From the entries that follow, list every line in which the string "ffffff" appears.

— BEGIN —

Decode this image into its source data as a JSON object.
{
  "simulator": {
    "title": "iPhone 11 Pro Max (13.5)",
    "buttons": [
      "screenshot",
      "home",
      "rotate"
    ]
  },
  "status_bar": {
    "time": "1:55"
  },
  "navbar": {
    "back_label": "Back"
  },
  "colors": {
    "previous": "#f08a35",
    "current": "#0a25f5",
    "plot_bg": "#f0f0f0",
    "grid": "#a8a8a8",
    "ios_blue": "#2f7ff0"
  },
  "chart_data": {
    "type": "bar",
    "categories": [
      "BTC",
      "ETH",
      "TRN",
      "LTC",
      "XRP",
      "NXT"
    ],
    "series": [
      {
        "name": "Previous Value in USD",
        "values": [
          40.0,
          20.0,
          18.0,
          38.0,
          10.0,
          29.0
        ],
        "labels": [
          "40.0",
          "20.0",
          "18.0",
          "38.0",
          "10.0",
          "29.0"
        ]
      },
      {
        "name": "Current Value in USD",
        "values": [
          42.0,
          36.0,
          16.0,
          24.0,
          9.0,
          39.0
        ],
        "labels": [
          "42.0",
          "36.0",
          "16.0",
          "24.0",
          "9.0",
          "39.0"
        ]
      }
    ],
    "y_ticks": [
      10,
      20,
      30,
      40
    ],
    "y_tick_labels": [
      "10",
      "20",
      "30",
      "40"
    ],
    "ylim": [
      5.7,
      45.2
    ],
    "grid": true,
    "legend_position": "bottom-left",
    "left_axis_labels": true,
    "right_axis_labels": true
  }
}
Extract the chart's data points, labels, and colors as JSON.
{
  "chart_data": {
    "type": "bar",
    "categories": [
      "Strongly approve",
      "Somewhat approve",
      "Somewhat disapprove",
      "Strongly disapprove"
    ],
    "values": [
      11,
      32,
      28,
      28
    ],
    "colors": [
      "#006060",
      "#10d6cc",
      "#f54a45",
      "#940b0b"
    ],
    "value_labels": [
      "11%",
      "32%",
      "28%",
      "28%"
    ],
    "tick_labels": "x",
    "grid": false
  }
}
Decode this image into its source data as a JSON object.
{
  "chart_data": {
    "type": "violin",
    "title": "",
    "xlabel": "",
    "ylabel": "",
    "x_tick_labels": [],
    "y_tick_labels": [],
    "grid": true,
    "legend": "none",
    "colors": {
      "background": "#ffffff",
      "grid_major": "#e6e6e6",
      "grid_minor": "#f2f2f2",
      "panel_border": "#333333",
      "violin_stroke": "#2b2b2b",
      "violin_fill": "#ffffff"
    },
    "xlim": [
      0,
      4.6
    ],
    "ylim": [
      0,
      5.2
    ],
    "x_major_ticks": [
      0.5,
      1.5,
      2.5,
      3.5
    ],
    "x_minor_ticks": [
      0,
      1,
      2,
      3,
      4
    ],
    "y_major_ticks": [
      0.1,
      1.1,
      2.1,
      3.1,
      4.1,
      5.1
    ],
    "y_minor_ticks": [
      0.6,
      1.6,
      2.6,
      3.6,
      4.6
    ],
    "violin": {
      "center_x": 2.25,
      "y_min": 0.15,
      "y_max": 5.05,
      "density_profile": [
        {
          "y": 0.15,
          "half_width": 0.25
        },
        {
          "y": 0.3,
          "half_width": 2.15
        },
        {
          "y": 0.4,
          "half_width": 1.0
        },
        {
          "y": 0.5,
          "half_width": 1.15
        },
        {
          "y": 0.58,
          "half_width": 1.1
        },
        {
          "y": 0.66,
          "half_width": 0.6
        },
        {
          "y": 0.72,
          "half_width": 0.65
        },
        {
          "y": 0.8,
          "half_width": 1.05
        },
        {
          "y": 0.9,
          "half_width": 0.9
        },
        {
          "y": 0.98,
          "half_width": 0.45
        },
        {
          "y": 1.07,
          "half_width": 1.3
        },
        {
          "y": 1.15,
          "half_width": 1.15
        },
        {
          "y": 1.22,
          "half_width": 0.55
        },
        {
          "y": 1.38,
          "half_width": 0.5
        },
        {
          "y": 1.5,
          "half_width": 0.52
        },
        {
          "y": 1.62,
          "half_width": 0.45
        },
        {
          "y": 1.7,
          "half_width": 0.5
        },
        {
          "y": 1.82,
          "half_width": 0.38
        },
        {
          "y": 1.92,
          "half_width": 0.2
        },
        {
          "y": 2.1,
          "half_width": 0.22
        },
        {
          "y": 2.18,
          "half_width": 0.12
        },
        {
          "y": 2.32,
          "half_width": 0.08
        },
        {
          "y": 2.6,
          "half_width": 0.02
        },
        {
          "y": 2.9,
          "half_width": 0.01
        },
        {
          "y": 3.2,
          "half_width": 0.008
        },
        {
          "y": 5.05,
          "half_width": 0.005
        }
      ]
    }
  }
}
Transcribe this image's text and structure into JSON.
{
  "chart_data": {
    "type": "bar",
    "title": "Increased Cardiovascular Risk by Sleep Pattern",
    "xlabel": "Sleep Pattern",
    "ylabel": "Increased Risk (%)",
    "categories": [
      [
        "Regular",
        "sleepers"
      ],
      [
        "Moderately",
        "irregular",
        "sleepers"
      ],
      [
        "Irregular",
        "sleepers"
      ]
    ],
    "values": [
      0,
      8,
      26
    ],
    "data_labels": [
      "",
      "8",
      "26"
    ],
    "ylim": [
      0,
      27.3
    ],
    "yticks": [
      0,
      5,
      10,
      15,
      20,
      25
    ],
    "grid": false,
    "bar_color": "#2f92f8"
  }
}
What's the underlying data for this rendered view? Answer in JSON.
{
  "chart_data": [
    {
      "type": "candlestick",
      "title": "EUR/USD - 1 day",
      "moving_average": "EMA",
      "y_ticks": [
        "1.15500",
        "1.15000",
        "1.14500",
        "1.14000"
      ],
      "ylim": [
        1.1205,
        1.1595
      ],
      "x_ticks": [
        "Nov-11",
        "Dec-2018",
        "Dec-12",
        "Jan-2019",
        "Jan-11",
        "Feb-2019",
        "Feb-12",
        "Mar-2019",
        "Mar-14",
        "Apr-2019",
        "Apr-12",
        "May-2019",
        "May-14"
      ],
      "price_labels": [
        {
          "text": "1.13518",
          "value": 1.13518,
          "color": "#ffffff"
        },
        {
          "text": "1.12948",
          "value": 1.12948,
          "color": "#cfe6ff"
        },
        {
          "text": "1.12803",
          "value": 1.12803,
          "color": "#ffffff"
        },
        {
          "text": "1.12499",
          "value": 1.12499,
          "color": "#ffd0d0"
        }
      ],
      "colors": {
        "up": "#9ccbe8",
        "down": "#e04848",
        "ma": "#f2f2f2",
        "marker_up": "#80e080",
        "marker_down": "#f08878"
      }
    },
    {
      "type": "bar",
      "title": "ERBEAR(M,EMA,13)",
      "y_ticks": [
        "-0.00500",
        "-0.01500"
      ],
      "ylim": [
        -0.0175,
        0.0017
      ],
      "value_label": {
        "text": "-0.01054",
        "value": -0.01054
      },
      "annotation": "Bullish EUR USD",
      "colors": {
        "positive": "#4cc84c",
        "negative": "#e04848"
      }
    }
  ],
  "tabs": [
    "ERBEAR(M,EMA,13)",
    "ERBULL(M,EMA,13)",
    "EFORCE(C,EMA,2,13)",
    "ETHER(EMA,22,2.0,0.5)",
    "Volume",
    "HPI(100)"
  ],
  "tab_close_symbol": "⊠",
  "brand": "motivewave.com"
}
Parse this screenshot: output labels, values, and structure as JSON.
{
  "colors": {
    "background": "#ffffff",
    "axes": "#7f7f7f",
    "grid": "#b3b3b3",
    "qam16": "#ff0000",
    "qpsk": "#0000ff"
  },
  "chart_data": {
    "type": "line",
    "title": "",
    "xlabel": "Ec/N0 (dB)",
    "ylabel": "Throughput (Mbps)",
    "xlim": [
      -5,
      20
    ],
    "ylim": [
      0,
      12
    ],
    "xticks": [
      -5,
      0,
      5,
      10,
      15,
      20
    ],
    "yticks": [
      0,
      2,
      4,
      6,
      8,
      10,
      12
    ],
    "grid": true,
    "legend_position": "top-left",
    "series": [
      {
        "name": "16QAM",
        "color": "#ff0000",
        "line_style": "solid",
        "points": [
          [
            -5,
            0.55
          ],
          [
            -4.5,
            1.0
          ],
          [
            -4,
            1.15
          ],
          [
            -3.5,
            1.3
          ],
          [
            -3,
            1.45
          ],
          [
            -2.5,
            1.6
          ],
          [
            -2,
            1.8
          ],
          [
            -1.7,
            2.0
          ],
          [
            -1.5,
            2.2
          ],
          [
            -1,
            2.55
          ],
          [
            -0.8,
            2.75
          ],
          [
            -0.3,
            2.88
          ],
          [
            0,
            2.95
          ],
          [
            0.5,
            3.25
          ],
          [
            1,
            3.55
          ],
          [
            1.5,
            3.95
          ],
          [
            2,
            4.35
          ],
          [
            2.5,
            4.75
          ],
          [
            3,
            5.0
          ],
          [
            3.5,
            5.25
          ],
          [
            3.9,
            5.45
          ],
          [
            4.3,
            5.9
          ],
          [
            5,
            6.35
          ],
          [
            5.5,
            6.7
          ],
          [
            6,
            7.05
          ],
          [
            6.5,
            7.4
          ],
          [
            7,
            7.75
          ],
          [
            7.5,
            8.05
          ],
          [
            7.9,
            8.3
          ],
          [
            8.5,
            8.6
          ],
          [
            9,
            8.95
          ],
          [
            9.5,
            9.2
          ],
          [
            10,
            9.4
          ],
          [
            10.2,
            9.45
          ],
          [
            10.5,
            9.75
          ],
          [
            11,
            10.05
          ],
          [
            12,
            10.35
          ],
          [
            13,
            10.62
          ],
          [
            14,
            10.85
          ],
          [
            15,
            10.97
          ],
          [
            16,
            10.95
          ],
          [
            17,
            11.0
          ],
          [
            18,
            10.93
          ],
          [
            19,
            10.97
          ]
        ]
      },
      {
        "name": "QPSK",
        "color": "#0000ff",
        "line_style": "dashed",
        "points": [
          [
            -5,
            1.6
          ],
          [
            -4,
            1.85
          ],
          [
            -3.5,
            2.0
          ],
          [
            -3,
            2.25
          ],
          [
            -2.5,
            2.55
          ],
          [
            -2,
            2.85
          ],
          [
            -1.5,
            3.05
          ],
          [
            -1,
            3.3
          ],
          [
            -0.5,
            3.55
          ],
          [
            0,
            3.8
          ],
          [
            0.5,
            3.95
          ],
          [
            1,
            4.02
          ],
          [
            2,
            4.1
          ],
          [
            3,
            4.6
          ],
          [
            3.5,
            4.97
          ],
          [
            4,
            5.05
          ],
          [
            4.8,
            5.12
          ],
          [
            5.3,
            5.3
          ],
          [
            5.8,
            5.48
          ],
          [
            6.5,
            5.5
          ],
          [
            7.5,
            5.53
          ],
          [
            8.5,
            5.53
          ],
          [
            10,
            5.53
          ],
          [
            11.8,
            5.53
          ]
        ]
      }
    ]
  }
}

— END —

**WRITTEN SOLUTION**
      "background": "#ffffff",
      "violin_fill": "#ffffff"
          "color": "#ffffff"
          "color": "#ffffff"
    "background": "#ffffff",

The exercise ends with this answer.